WORK TO DO: Reproduce exactly the lines below, starting with the line that contains "Parse this screenshot: output" and ending with the last line of the records, both included, and nothing else.
>> Start DATA ENTRIES
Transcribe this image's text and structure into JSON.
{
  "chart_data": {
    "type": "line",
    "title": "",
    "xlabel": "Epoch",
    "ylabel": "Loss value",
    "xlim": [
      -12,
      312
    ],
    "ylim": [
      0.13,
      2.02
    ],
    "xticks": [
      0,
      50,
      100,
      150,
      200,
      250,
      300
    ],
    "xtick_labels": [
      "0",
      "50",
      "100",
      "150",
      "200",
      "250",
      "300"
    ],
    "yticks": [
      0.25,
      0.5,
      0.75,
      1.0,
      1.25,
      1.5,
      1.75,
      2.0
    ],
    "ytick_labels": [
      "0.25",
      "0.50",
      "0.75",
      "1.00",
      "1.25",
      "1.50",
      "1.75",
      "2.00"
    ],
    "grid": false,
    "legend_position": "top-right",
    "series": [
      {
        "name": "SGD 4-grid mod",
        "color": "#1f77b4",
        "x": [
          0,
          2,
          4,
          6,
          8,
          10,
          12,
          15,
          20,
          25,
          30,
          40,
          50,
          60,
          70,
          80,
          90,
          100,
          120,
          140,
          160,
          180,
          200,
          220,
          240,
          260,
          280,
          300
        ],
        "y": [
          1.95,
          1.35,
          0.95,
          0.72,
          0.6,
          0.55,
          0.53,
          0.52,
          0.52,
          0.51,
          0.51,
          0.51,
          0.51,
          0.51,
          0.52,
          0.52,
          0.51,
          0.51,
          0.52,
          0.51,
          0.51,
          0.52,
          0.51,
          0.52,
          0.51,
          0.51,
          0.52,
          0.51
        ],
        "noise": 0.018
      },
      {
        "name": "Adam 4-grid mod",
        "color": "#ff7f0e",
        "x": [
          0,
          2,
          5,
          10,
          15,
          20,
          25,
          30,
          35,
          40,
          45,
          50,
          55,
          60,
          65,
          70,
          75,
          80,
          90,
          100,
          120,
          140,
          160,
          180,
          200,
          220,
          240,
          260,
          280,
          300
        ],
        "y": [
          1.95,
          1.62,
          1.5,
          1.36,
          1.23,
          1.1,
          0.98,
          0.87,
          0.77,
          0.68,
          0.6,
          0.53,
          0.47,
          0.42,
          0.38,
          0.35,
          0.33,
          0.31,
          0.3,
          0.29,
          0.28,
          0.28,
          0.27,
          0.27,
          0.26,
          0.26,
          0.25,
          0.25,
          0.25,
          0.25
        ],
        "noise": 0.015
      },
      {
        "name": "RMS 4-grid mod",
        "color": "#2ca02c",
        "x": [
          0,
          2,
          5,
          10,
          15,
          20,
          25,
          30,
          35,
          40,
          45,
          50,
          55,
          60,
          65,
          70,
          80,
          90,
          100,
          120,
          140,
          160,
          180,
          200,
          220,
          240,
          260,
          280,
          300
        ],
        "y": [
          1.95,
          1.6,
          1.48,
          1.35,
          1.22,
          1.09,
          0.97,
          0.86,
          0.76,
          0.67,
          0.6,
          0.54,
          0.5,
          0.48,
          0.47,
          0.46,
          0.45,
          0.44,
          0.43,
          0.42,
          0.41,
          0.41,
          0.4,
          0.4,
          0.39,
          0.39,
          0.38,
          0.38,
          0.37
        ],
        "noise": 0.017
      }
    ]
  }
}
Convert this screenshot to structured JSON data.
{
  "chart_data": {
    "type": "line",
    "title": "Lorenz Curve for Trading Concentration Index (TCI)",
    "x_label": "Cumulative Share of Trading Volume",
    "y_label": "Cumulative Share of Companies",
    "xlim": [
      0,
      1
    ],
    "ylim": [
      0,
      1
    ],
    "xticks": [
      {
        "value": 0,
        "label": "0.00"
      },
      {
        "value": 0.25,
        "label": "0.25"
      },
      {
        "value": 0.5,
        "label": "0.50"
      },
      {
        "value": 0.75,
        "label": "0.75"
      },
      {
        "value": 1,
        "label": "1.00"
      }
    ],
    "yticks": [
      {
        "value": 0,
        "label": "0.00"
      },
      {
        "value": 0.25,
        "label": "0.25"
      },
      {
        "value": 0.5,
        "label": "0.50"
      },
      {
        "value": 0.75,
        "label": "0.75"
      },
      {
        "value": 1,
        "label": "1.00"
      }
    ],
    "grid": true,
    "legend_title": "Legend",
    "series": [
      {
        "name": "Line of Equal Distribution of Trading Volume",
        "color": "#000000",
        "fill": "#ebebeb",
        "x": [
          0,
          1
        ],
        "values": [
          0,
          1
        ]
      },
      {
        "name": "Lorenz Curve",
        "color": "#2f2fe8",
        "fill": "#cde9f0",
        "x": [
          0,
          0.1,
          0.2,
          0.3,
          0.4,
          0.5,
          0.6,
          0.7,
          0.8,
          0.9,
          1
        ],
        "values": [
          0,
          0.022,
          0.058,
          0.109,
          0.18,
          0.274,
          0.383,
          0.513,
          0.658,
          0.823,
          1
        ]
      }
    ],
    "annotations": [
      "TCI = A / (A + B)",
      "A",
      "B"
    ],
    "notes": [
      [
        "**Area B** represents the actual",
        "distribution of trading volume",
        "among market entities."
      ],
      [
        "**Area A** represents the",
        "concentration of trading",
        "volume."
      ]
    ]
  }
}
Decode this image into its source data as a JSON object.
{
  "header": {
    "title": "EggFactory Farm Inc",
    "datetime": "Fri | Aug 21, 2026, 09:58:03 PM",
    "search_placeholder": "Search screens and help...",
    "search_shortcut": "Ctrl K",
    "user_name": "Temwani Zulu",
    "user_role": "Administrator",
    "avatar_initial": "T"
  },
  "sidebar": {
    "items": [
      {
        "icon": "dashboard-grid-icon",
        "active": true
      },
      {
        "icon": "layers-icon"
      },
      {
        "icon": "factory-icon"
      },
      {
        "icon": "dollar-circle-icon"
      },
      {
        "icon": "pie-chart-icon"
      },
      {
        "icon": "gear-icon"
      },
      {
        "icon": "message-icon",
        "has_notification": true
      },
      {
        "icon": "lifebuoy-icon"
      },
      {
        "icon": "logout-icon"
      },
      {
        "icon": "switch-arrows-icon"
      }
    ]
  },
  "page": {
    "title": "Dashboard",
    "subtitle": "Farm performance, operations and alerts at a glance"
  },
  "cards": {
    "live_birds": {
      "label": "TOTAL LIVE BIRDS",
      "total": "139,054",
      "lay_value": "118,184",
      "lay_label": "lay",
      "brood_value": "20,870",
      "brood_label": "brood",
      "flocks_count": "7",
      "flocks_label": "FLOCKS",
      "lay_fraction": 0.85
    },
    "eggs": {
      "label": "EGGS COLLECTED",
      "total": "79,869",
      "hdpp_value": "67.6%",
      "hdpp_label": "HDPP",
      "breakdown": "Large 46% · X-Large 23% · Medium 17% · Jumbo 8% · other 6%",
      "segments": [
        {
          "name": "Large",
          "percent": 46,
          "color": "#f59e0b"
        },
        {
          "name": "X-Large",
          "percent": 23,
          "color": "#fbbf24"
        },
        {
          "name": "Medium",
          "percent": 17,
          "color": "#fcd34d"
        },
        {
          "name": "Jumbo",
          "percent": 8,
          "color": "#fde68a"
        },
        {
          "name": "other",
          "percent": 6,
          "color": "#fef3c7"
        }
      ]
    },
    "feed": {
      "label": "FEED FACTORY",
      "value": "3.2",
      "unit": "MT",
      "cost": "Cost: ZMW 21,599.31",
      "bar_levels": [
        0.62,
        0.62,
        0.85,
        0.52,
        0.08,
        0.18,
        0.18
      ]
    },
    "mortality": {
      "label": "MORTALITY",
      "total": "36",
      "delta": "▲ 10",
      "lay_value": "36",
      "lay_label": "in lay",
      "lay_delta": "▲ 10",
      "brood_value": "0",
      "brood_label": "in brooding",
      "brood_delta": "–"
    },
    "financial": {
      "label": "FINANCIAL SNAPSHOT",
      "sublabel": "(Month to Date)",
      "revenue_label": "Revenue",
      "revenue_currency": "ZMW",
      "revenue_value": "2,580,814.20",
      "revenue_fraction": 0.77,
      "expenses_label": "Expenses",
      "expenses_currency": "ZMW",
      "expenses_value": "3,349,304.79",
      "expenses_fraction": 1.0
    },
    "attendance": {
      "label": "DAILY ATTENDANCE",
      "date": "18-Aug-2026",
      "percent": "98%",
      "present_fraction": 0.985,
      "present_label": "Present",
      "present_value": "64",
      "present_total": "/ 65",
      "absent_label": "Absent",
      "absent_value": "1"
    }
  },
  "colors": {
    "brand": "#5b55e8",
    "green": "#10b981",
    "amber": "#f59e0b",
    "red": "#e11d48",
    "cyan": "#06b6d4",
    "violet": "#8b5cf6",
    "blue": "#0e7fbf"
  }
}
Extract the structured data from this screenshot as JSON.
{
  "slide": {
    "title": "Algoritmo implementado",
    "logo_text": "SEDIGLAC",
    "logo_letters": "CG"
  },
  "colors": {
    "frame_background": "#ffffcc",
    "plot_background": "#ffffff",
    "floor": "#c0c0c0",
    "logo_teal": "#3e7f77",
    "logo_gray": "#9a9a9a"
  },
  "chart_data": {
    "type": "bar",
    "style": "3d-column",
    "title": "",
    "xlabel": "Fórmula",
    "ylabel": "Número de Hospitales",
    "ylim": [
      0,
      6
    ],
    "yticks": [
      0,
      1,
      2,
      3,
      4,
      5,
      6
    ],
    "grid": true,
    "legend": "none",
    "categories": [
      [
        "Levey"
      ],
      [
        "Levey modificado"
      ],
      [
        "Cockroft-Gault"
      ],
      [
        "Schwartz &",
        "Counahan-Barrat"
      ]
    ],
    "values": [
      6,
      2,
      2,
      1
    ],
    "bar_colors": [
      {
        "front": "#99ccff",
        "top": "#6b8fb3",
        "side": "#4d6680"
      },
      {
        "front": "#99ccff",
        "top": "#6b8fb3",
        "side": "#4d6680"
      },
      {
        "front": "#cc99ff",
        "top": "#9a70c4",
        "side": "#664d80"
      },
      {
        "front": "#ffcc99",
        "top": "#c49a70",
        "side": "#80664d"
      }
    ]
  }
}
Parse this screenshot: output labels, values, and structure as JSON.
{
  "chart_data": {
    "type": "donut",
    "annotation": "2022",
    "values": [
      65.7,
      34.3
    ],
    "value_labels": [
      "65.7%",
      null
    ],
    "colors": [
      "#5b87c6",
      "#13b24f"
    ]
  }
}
>> End DATA ENTRIES
COMPLETED EXERCISE:
Parse this screenshot: output labels, values, and structure as JSON.
{
  "chart_data": {
    "type": "donut",
    "annotation": "2022",
    "values": [
      65.7,
      34.3
    ],
    "value_labels": [
      "65.7%",
      null
    ],
    "colors": [
      "#5b87c6",
      "#13b24f"
    ]
  }
}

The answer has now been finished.